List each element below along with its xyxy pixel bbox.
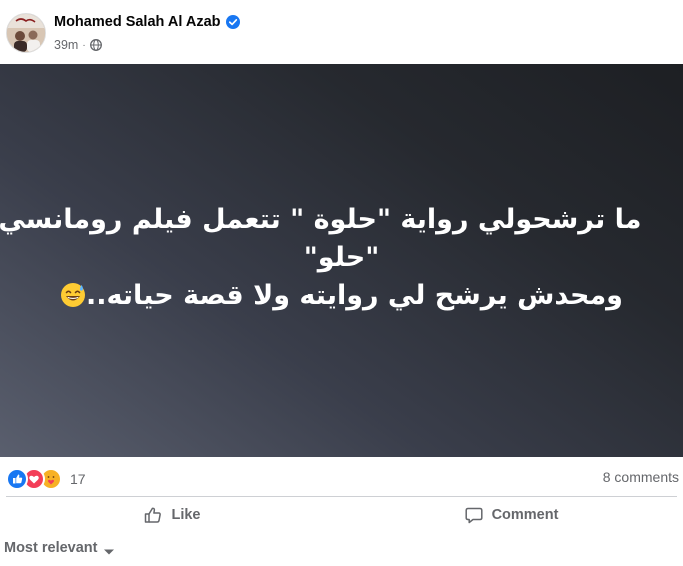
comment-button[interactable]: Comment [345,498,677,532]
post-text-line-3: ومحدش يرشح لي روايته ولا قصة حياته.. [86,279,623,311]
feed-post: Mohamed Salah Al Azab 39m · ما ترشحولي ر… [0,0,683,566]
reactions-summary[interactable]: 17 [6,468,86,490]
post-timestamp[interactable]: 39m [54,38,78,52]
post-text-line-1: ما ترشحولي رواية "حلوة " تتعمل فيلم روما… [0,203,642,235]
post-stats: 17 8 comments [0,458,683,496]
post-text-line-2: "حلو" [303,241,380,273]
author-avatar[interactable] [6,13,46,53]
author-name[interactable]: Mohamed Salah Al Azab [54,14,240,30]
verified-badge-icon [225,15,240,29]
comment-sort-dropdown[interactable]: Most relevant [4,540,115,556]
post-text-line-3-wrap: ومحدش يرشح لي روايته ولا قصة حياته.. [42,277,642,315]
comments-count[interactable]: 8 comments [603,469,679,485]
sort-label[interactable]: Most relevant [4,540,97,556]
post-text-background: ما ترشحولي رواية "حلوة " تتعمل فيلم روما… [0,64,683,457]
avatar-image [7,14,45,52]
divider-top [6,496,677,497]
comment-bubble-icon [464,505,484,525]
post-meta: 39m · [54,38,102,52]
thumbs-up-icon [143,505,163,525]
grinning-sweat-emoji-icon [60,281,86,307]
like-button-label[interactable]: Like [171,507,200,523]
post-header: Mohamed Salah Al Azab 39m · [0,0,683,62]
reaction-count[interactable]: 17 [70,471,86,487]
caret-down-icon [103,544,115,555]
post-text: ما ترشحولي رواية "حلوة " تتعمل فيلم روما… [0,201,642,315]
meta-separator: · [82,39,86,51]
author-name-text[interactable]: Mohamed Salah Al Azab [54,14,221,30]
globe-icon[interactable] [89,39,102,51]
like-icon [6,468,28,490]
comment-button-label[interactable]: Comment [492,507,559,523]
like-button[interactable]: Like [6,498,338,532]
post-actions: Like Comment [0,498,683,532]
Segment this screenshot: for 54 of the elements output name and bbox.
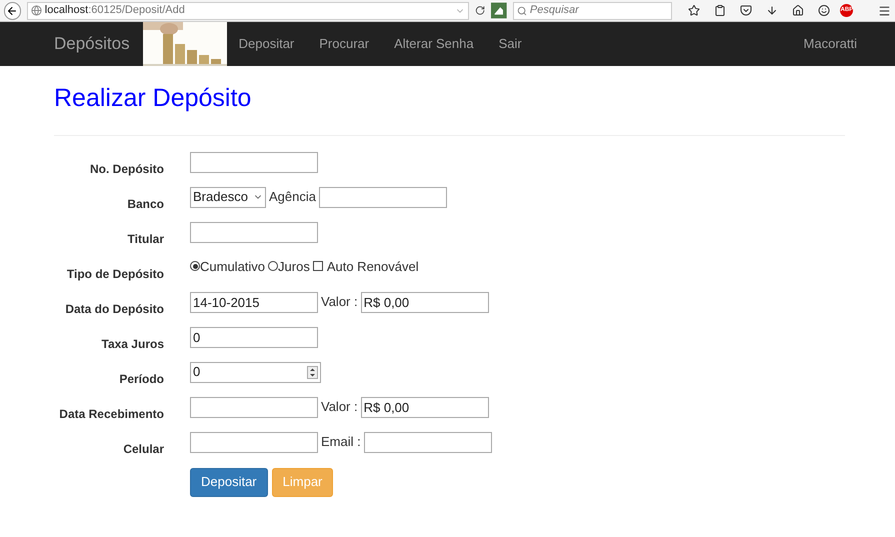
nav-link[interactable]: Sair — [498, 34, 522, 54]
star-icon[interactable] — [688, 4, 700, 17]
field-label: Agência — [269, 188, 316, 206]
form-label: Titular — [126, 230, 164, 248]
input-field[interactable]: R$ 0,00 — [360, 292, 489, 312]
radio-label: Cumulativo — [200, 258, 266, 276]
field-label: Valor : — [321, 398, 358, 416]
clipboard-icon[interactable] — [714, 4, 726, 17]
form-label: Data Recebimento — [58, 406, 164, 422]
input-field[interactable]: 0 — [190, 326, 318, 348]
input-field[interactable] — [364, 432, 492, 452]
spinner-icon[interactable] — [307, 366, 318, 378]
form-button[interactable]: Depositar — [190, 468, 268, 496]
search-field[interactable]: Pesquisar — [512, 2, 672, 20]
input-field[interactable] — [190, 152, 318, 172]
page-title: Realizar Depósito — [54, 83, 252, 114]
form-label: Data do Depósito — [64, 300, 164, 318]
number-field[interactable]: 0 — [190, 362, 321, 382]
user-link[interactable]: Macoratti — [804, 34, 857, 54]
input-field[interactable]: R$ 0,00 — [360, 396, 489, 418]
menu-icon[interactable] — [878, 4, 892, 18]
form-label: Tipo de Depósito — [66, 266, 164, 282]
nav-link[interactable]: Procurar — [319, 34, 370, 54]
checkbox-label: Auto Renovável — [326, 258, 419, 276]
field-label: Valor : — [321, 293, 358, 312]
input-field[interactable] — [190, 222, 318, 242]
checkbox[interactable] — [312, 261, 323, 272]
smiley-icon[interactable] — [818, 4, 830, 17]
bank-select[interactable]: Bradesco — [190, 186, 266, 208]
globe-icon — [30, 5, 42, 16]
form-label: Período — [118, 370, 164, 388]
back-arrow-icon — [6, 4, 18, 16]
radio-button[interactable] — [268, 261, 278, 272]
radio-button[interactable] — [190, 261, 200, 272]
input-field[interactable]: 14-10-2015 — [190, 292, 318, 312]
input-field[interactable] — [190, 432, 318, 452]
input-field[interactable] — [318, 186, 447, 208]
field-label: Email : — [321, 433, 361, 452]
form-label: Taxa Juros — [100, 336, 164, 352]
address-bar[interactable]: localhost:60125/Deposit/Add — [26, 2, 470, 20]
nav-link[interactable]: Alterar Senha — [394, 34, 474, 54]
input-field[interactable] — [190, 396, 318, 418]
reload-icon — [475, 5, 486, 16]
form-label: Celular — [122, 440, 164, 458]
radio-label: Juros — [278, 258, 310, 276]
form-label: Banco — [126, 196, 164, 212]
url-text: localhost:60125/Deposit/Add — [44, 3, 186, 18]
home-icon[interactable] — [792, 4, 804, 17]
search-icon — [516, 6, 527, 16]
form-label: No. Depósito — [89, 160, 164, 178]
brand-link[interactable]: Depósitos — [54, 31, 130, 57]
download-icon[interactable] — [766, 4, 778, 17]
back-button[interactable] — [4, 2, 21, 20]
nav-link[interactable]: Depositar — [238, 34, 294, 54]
---+---
▶ _REQUEST_: Rewrite the stretch from the line containing "nav-link[interactable]: Sair —" through the line containing "form-label: Data Recebimento", substituting "Simples" for "Cumulativo" and leaving everything else unchanged.

▶ _CORRECT RESPONSE_:
nav-link[interactable]: Sair — [498, 34, 522, 54]
star-icon[interactable] — [688, 4, 700, 17]
field-label: Agência — [269, 188, 316, 206]
form-label: Titular — [126, 230, 164, 248]
input-field[interactable]: R$ 0,00 — [360, 292, 489, 312]
radio-label: Simples — [200, 258, 266, 276]
field-label: Valor : — [321, 398, 358, 416]
clipboard-icon[interactable] — [714, 4, 726, 17]
form-label: Data Recebimento — [58, 406, 164, 422]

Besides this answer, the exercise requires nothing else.